- **SELECTED PASSAGE**:
-------------------------
How to tune spark job on EMR to write huge data quickly on S3

I have a spark job where i am doing outer join between two data frames . Size of first data frame is 260 GB,file format is text files which is split into 2200 files and the size of second data frame is 2GB . Then writing data frame output which is about 260 GB into S3 takes very long time is more than 2 hours after that i cancelled because i have been changed heavily on EMR .

Here is my cluster info .

emr-5.9.0
Master:    m3.2xlarge
Core:      r4.16xlarge   10 machines (each machine has 64 vCore, 488 GiB memory,EBS Storage:100 GiB)

This is my cluster config that i am setting

capacity-scheduler  yarn.scheduler.capacity.resource-calculator :org.apache.hadoop.yarn.util.resource.DominantResourceCalculator
emrfs-site  fs.s3.maxConnections:   200
spark   maximizeResourceAllocation: true
spark-defaults  spark.dynamicAllocation.enabled:    true

I tried setting memory component manually also like below and the performance was better but same thing it was taking again very long time

--num-executors 60--conf spark.yarn.executor.memoryOverhead=9216 --executor-memory 72G --conf spark.yarn.driver.memoryOverhead=3072 --driver-memory 26G --executor-cores 10 --driver-cores 3 --conf spark.default.parallelism=1200

I am not using default partition to save data into S3 .

Adding all details about the jobs and query plan so that it will be easy to understand .

The real reason is partition .And that is taking most of the time. Because i have 2K files so if i use re partition like 200 the output files comes in lakhs and then loading again in spark is not a good story .

In below image i dont know why sort is again called after project

In below Image GC is too high for me ..Do oi have to handle this please suggest how?

Below is nodes health status .t this point data is getting saved into S3 no wonder why i can see only two nodes are active and all are idle .

This is the cluster details when it is loading ..At this point i can see cluster is fully utilized but while saving data into S3 many nodes are free .

Finally here is my code where i perform Join and then save into S3...

import org.apache.spark.sql.expressions._

          val windowSpec = Window.partitionBy("uniqueFundamentalSet", "PeriodId", "SourceId", "StatementTypeCode", "StatementCurrencyId", "FinancialStatementLineItem_lineItemId").orderBy(unix_timestamp($"TimeStamp", "yyyy-MM-dd HH:mm:ss.SSS").cast("timestamp").desc)
          val latestForEachKey = df2resultTimestamp.withColumn("rank", row_number.over(windowSpec)).filter($"rank" === 1).drop("rank", "TimeStamp")

          val columnMap = latestForEachKey.columns.filter(c => c.endsWith("_1") & c != "FFAction|!|_1").map(c => c -> c.dropRight(2)) :+ ("FFAction|!|_1", "FFAction|!|")
          val exprs = columnMap.map(t => coalesce(col(s"${t._1}"), col(s"${t._2}")).as(s"${t._2}"))
          val exprsExtended = Array(col("uniqueFundamentalSet"), col("PeriodId"), col("SourceId"), col("StatementTypeCode"), col("StatementCurrencyId"), col("FinancialStatementLineItem_lineItemId")) ++ exprs

          //Joining both dara frame here
          val dfMainOutput = (dataMain.join(latestForEachKey, Seq("uniqueFundamentalSet", "PeriodId", "SourceId", "StatementTypeCode", "StatementCurrencyId", "FinancialStatementLineItem_lineItemId"), "outer") select (exprsExtended: _*)).filter(!$"FFAction|!|".contains("D|!|"))
-------------------------
- **DATASET ENTRIES**:

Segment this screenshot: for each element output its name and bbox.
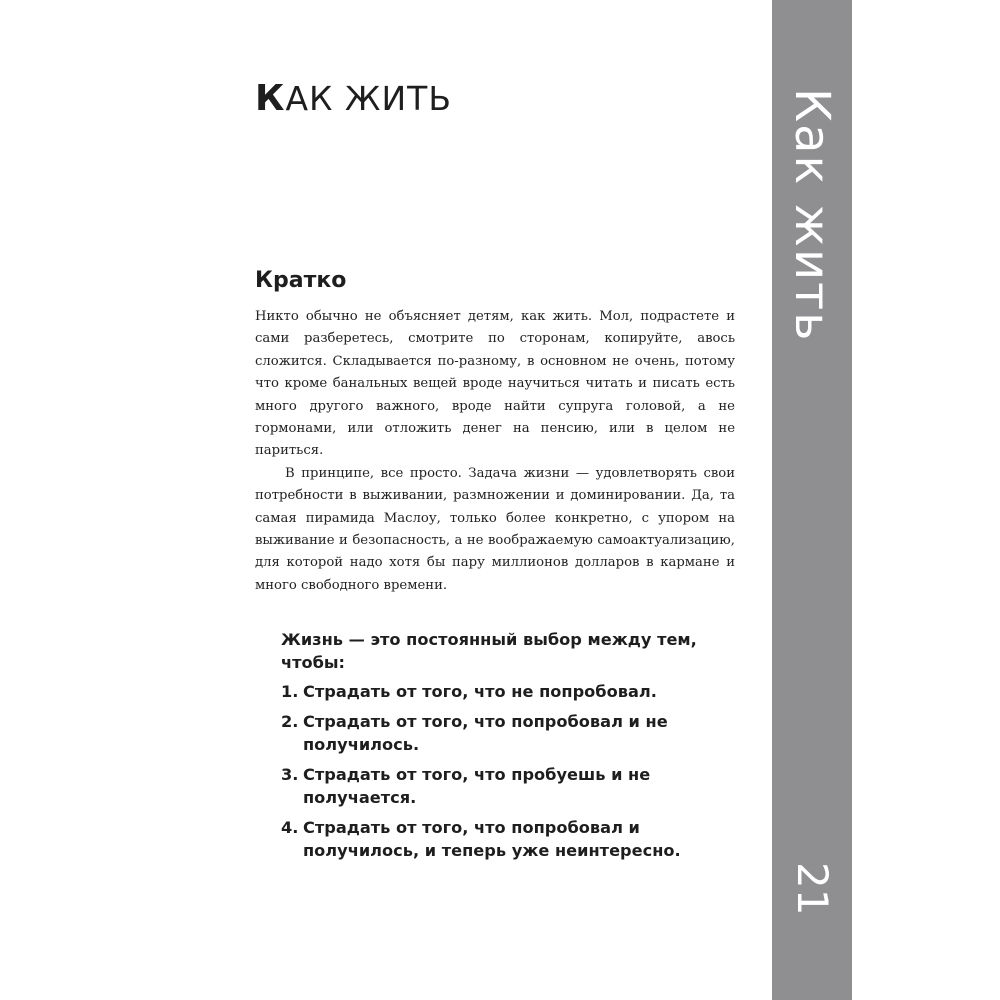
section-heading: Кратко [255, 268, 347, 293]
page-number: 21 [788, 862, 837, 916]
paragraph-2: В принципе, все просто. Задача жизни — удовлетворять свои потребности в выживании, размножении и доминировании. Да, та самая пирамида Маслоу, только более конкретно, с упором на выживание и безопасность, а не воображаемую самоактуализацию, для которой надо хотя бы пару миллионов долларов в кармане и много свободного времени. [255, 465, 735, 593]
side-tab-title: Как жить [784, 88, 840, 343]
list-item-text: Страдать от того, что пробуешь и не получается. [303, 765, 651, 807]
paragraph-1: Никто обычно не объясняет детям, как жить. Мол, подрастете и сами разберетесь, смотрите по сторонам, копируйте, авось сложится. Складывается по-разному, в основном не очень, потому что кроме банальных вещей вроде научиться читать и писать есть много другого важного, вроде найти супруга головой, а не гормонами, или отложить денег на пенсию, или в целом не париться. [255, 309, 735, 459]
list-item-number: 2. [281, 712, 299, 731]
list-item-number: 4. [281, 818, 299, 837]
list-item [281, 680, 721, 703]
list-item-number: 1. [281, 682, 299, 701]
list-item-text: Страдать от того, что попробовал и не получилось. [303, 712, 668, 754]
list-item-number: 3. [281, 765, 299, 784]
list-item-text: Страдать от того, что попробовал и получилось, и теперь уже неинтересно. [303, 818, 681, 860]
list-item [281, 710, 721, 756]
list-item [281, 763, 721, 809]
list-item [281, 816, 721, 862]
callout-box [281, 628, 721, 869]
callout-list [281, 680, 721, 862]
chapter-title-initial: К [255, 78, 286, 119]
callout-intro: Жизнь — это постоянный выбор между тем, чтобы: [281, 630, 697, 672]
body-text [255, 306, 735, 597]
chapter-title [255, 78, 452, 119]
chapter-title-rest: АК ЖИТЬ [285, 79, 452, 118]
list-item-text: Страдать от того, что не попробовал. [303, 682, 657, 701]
-------------------------
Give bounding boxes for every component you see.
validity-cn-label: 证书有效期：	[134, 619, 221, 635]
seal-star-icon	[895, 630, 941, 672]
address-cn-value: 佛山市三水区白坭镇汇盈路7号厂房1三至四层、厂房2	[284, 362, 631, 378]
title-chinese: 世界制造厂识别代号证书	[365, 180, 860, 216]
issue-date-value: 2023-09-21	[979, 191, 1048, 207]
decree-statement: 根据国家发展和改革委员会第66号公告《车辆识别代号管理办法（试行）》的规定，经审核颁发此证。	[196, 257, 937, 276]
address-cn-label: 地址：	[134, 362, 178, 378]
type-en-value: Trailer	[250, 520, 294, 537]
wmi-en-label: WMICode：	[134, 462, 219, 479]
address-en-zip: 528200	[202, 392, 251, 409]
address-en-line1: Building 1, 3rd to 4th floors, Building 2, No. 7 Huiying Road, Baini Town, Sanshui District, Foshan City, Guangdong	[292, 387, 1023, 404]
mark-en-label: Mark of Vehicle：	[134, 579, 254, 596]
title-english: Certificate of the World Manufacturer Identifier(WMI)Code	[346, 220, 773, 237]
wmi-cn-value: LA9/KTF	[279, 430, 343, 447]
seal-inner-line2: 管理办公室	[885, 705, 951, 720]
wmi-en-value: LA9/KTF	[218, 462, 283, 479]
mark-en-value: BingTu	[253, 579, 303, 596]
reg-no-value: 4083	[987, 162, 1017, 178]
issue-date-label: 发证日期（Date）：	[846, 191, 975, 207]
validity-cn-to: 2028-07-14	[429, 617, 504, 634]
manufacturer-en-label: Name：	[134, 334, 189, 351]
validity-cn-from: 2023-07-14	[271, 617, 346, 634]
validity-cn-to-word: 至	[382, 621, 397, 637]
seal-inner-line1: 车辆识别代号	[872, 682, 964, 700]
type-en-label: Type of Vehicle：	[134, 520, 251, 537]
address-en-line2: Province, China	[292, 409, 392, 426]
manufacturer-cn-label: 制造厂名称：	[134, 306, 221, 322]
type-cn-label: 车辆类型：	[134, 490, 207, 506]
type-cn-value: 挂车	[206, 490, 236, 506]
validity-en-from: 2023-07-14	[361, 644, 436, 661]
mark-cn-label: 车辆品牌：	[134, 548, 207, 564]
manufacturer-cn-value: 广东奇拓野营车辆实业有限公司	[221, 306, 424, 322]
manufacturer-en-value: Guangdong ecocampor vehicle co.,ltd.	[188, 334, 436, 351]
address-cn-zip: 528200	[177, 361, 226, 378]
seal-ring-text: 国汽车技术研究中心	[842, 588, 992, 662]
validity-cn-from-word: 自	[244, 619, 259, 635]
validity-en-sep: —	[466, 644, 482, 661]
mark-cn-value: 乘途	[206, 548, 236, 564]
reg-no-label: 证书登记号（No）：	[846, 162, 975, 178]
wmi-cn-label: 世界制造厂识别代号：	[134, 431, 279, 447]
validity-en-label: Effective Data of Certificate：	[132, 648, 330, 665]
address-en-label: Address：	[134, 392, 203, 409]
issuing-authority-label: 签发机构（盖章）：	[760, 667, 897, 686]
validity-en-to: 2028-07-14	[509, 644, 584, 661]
-------------------------
- **TASKS AND EXERCISES**:
**1.** Rewrite the records as a numbered list, beginning at the line that contains "section-heading: Кратко [255, 268, 347, 293]" and stopping after the line that contains "paragraph-2: В принципе, все". Leave out any blank lines.
**2.** Extend the thread about tuning a Spark job on EMR past its final line.
The Spark-on-EMR thread and the records come from separate, unrelated sources.

- **RESPONSES BY TASK**:
**1.**
1. section-heading: Кратко [255, 268, 347, 293]
2. page-number: 21 [788, 862, 837, 916]
3. paragraph-2: В принципе, все просто. Задача жизни — удовлетворять свои потребности в выживании, размножении и доминировании. Да, та самая пирамида Маслоу, только более конкретно, с упором на выживание и безопасность, а не воображаемую самоактуализацию, для которой надо хотя бы пару миллионов долларов в кармане и много свободного времени. [255, 465, 735, 593]

**2.**
          //Joing ends here

          val dfMainOutputFinal = dfMainOutput.na.fill("").select($"DataPartition", $"PartitionYear", $"PartitionStatement", concat_ws("|^|", dfMainOutput.schema.fieldNames.filter(_ != "DataPartition").filter(_ != "PartitionYear").filter(_ != "PartitionStatement").map(c => col(c)): _*).as("concatenated"))

          val headerColumn = dataHeader.columns.toSeq

          val headerFinal = headerColumn.mkString("", "|^|", "|!|").dropRight(3)

          val dfMainOutputFinalWithoutNull = dfMainOutputFinal.withColumn("concatenated", regexp_replace(col("concatenated"), "|^|null", "")).withColumnRenamed("concatenated", headerFinal)

          //  dfMainOutputFinalWithoutNull.repartition($"DataPartition", $"PartitionYear", $"PartitionStatement")
  .write
  .partitionBy("DataPartition", "PartitionYear", "PartitionStatement")
  .format("csv")
  .option("timestampFormat", "yyyy/MM/dd HH:mm:ss ZZ")
  .option("nullValue", "")
  .option("delimiter", "\t")
  .option("quote", "\u0000")
  .option("header", "true")
  .option("codec", "bzip2")
  .save(outputFileURL)

You are running five c3.4large EC2 instances, which has 30gb of RAM each. So thats only 150GB in total which is much smaller than your >200GB dataframe to be joined. Hence lots of disk spill. Maybe you can launch r type EC2 instances (memory optimized opposed to c type which is computation optimized) instead, and see if there is a performance improvement.

S3 is an object store and not a file system, hence the issues arising out of eventual consistency, non-atomic rename operations i.e., every time the executors writes the result of the job, each of them write to a temporary directory outside the main directory (on S3) where the files had to be written and once all the executors are done a rename is done to get atomic exclusivity. This is all fine in a standard filesystem like hdfs where renames are instantaneous but on an object store like S3, this is not conducive as renames on S3 are done at 6MB/s.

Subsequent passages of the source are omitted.